## EXCERPTED DATA

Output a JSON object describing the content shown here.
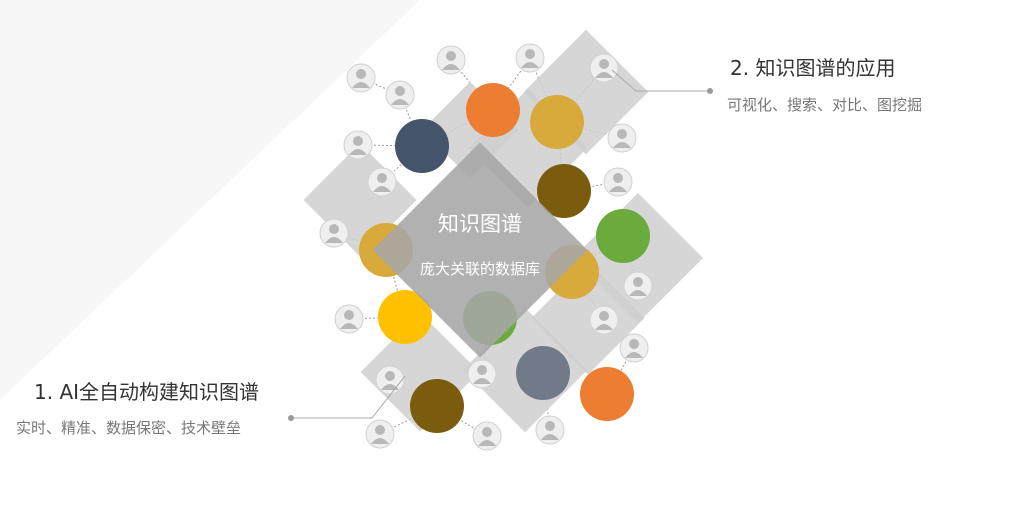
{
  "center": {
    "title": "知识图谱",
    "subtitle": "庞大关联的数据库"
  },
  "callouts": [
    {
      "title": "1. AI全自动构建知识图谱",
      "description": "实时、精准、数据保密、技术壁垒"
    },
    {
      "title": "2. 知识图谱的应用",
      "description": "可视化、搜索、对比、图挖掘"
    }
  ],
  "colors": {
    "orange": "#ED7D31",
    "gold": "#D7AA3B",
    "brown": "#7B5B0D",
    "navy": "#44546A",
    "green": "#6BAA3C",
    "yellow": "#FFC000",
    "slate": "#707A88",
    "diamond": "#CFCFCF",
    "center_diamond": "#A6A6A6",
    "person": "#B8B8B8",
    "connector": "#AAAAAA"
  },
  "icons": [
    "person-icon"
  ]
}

## PROBLEM DESCRIPTION
Copy the listing in full and without alteration, omitting every picture.

## TASK RESULT
Output a JSON object describing the content shown here.
{
  "center": {
    "title": "知识图谱",
    "subtitle": "庞大关联的数据库"
  },
  "callouts": [
    {
      "title": "1. AI全自动构建知识图谱",
      "description": "实时、精准、数据保密、技术壁垒"
    },
    {
      "title": "2. 知识图谱的应用",
      "description": "可视化、搜索、对比、图挖掘"
    }
  ],
  "colors": {
    "orange": "#ED7D31",
    "gold": "#D7AA3B",
    "brown": "#7B5B0D",
    "navy": "#44546A",
    "green": "#6BAA3C",
    "yellow": "#FFC000",
    "slate": "#707A88",
    "diamond": "#CFCFCF",
    "center_diamond": "#A6A6A6",
    "person": "#B8B8B8",
    "connector": "#AAAAAA"
  },
  "icons": [
    "person-icon"
  ]
}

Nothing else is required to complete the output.